▸ The data:
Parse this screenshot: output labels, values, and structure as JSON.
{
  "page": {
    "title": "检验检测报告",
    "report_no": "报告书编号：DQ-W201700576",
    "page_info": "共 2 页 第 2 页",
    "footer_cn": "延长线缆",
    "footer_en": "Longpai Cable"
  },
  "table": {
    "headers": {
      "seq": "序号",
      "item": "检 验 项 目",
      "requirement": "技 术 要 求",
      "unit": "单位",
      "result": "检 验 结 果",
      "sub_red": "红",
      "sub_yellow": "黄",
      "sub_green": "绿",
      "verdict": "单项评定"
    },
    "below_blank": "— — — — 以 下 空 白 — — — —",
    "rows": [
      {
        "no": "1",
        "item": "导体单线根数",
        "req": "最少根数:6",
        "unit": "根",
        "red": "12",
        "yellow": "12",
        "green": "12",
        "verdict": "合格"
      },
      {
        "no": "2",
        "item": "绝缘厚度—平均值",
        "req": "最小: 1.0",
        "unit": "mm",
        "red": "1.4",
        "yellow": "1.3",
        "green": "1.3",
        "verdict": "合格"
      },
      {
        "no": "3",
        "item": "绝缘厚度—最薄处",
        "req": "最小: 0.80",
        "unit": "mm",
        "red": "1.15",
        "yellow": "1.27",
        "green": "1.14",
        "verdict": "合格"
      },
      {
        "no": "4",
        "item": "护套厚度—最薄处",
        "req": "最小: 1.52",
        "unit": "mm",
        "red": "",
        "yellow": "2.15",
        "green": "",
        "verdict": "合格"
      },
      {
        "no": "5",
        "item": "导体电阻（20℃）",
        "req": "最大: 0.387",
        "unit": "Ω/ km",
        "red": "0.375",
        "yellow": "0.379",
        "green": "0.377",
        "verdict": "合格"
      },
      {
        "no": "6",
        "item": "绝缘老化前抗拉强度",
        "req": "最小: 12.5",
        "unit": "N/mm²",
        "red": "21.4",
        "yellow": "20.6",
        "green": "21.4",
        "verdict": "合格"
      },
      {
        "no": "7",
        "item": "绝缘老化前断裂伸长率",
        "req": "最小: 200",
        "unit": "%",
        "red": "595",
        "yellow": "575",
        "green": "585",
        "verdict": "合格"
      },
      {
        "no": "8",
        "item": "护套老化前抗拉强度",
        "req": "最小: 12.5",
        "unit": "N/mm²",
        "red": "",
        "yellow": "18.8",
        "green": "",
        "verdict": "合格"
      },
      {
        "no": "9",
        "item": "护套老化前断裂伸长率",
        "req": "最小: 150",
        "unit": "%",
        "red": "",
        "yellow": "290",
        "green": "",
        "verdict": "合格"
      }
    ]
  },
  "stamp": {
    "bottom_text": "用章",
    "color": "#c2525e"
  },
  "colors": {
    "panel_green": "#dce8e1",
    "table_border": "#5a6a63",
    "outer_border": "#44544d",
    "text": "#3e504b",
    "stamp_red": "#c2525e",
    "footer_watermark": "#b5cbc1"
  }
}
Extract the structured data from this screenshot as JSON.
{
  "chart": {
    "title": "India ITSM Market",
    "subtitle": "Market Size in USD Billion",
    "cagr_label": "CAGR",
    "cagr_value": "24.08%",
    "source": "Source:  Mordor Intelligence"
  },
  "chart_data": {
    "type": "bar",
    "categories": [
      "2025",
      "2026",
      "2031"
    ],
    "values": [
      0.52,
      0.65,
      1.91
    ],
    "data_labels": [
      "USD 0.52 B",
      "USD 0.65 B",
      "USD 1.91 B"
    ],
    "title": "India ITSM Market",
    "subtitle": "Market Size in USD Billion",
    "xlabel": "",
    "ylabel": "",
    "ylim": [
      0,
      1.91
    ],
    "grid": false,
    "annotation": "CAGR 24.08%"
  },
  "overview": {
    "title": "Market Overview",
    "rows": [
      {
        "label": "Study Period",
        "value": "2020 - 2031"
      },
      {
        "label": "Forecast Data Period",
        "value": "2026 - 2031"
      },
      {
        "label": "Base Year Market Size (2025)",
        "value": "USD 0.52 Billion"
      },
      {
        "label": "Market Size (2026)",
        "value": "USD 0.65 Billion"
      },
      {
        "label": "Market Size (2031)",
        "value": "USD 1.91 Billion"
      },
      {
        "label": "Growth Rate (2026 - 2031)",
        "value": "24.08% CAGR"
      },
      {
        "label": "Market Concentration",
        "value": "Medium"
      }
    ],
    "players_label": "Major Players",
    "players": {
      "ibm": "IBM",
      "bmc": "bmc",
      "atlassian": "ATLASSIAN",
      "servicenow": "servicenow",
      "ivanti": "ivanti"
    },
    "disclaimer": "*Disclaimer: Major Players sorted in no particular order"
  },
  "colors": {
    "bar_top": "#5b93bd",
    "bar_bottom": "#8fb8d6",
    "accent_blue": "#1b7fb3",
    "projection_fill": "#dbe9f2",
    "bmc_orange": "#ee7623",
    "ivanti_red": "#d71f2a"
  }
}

▸ Stated task: Please repeat the material above, word for word and in full.

▸ Task solution:
Parse this screenshot: output labels, values, and structure as JSON.
{
  "page": {
    "title": "检验检测报告",
    "report_no": "报告书编号：DQ-W201700576",
    "page_info": "共 2 页 第 2 页",
    "footer_cn": "延长线缆",
    "footer_en": "Longpai Cable"
  },
  "table": {
    "headers": {
      "seq": "序号",
      "item": "检 验 项 目",
      "requirement": "技 术 要 求",
      "unit": "单位",
      "result": "检 验 结 果",
      "sub_red": "红",
      "sub_yellow": "黄",
      "sub_green": "绿",
      "verdict": "单项评定"
    },
    "below_blank": "— — — — 以 下 空 白 — — — —",
    "rows": [
      {
        "no": "1",
        "item": "导体单线根数",
        "req": "最少根数:6",
        "unit": "根",
        "red": "12",
        "yellow": "12",
        "green": "12",
        "verdict": "合格"
      },
      {
        "no": "2",
        "item": "绝缘厚度—平均值",
        "req": "最小: 1.0",
        "unit": "mm",
        "red": "1.4",
        "yellow": "1.3",
        "green": "1.3",
        "verdict": "合格"
      },
      {
        "no": "3",
        "item": "绝缘厚度—最薄处",
        "req": "最小: 0.80",
        "unit": "mm",
        "red": "1.15",
        "yellow": "1.27",
        "green": "1.14",
        "verdict": "合格"
      },
      {
        "no": "4",
        "item": "护套厚度—最薄处",
        "req": "最小: 1.52",
        "unit": "mm",
        "red": "",
        "yellow": "2.15",
        "green": "",
        "verdict": "合格"
      },
      {
        "no": "5",
        "item": "导体电阻（20℃）",
        "req": "最大: 0.387",
        "unit": "Ω/ km",
        "red": "0.375",
        "yellow": "0.379",
        "green": "0.377",
        "verdict": "合格"
      },
      {
        "no": "6",
        "item": "绝缘老化前抗拉强度",
        "req": "最小: 12.5",
        "unit": "N/mm²",
        "red": "21.4",
        "yellow": "20.6",
        "green": "21.4",
        "verdict": "合格"
      },
      {
        "no": "7",
        "item": "绝缘老化前断裂伸长率",
        "req": "最小: 200",
        "unit": "%",
        "red": "595",
        "yellow": "575",
        "green": "585",
        "verdict": "合格"
      },
      {
        "no": "8",
        "item": "护套老化前抗拉强度",
        "req": "最小: 12.5",
        "unit": "N/mm²",
        "red": "",
        "yellow": "18.8",
        "green": "",
        "verdict": "合格"
      },
      {
        "no": "9",
        "item": "护套老化前断裂伸长率",
        "req": "最小: 150",
        "unit": "%",
        "red": "",
        "yellow": "290",
        "green": "",
        "verdict": "合格"
      }
    ]
  },
  "stamp": {
    "bottom_text": "用章",
    "color": "#c2525e"
  },
  "colors": {
    "panel_green": "#dce8e1",
    "table_border": "#5a6a63",
    "outer_border": "#44544d",
    "text": "#3e504b",
    "stamp_red": "#c2525e",
    "footer_watermark": "#b5cbc1"
  }
}
Extract the structured data from this screenshot as JSON.
{
  "chart": {
    "title": "India ITSM Market",
    "subtitle": "Market Size in USD Billion",
    "cagr_label": "CAGR",
    "cagr_value": "24.08%",
    "source": "Source:  Mordor Intelligence"
  },
  "chart_data": {
    "type": "bar",
    "categories": [
      "2025",
      "2026",
      "2031"
    ],
    "values": [
      0.52,
      0.65,
      1.91
    ],
    "data_labels": [
      "USD 0.52 B",
      "USD 0.65 B",
      "USD 1.91 B"
    ],
    "title": "India ITSM Market",
    "subtitle": "Market Size in USD Billion",
    "xlabel": "",
    "ylabel": "",
    "ylim": [
      0,
      1.91
    ],
    "grid": false,
    "annotation": "CAGR 24.08%"
  },
  "overview": {
    "title": "Market Overview",
    "rows": [
      {
        "label": "Study Period",
        "value": "2020 - 2031"
      },
      {
        "label": "Forecast Data Period",
        "value": "2026 - 2031"
      },
      {
        "label": "Base Year Market Size (2025)",
        "value": "USD 0.52 Billion"
      },
      {
        "label": "Market Size (2026)",
        "value": "USD 0.65 Billion"
      },
      {
        "label": "Market Size (2031)",
        "value": "USD 1.91 Billion"
      },
      {
        "label": "Growth Rate (2026 - 2031)",
        "value": "24.08% CAGR"
      },
      {
        "label": "Market Concentration",
        "value": "Medium"
      }
    ],
    "players_label": "Major Players",
    "players": {
      "ibm": "IBM",
      "bmc": "bmc",
      "atlassian": "ATLASSIAN",
      "servicenow": "servicenow",
      "ivanti": "ivanti"
    },
    "disclaimer": "*Disclaimer: Major Players sorted in no particular order"
  },
  "colors": {
    "bar_top": "#5b93bd",
    "bar_bottom": "#8fb8d6",
    "accent_blue": "#1b7fb3",
    "projection_fill": "#dbe9f2",
    "bmc_orange": "#ee7623",
    "ivanti_red": "#d71f2a"
  }
}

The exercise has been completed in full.